Instructions to follow:
Retype each line of the material exactly, please, skipping any picture in it.

The data:

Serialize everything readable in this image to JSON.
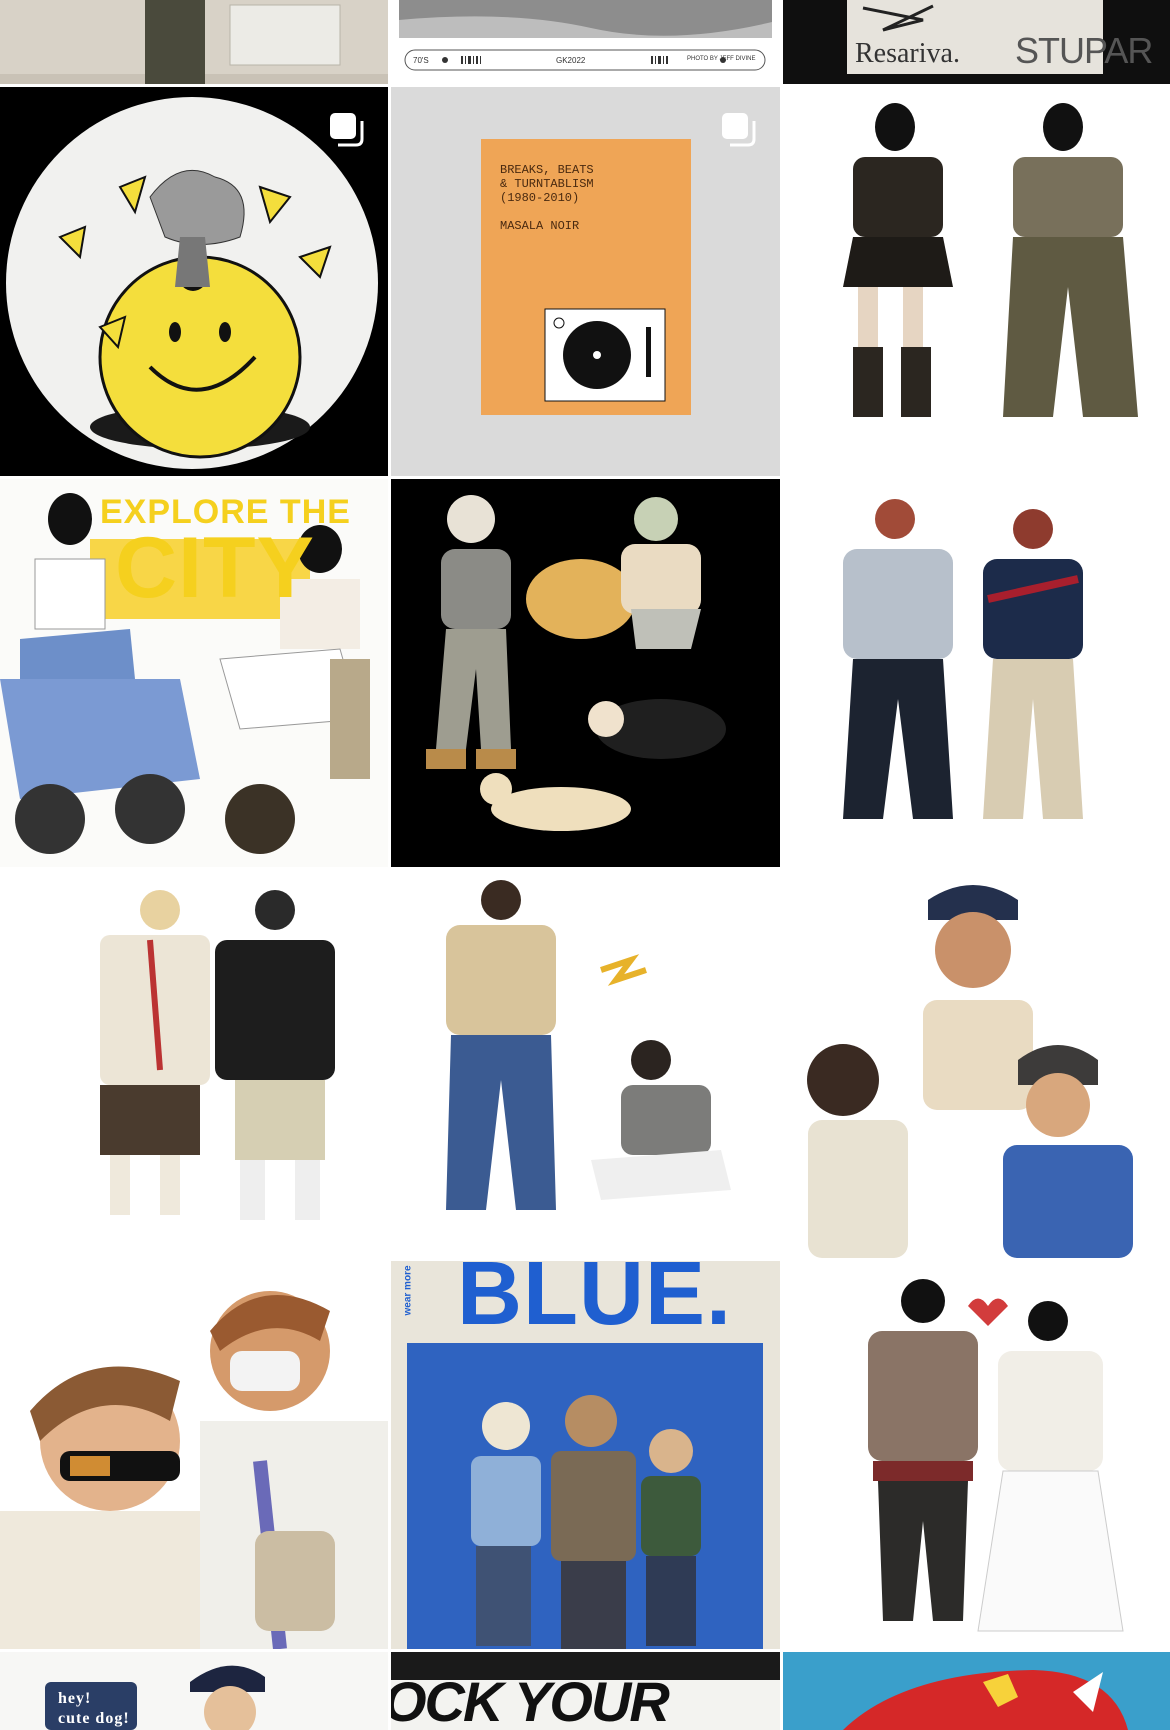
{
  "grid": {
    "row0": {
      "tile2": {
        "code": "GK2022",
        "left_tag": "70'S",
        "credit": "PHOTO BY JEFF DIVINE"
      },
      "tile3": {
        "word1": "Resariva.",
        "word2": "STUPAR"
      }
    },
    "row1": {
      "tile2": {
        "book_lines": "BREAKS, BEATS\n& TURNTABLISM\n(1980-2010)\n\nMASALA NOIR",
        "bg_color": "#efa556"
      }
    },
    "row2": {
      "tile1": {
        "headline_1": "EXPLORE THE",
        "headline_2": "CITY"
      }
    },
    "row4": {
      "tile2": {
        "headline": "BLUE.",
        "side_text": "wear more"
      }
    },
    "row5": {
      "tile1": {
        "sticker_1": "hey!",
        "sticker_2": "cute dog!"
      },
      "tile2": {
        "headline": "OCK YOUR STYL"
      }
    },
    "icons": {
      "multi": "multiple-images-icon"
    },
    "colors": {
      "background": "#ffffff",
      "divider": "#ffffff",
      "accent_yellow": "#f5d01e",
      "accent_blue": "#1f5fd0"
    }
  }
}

Solution to the problem:
Serialize everything readable in this image to JSON.
{
  "grid": {
    "row0": {
      "tile2": {
        "code": "GK2022",
        "left_tag": "70'S",
        "credit": "PHOTO BY JEFF DIVINE"
      },
      "tile3": {
        "word1": "Resariva.",
        "word2": "STUPAR"
      }
    },
    "row1": {
      "tile2": {
        "book_lines": "BREAKS, BEATS\n& TURNTABLISM\n(1980-2010)\n\nMASALA NOIR",
        "bg_color": "#efa556"
      }
    },
    "row2": {
      "tile1": {
        "headline_1": "EXPLORE THE",
        "headline_2": "CITY"
      }
    },
    "row4": {
      "tile2": {
        "headline": "BLUE.",
        "side_text": "wear more"
      }
    },
    "row5": {
      "tile1": {
        "sticker_1": "hey!",
        "sticker_2": "cute dog!"
      },
      "tile2": {
        "headline": "OCK YOUR STYL"
      }
    },
    "icons": {
      "multi": "multiple-images-icon"
    },
    "colors": {
      "background": "#ffffff",
      "divider": "#ffffff",
      "accent_yellow": "#f5d01e",
      "accent_blue": "#1f5fd0"
    }
  }
}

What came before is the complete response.